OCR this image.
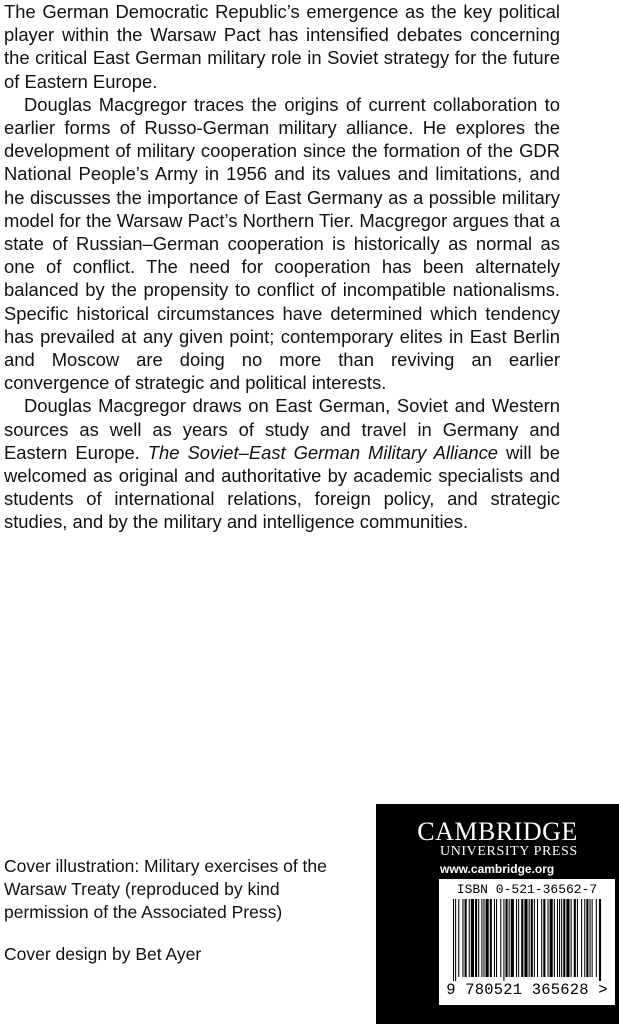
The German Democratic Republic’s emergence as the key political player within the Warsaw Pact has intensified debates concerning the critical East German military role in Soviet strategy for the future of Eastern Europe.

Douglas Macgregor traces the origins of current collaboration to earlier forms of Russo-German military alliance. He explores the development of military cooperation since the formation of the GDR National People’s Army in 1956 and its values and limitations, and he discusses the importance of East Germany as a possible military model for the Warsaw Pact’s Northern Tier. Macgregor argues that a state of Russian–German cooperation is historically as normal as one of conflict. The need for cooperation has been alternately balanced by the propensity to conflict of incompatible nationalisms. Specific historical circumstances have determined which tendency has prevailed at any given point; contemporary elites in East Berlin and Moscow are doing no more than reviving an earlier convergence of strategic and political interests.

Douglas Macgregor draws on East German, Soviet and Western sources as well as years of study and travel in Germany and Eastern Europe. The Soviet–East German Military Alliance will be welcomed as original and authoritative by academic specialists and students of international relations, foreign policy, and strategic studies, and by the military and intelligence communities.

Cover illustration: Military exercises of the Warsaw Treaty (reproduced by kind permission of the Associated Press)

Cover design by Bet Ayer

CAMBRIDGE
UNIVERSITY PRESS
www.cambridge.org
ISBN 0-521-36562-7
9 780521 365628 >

◆ ◆ ◆

Job.
Find and copy every line in the entries above where the string "Cover" occurs.

Finished task.
Cover illustration: Military exercises of the Warsaw Treaty (reproduced by kind permission of the Associated Press)
Cover design by Bet Ayer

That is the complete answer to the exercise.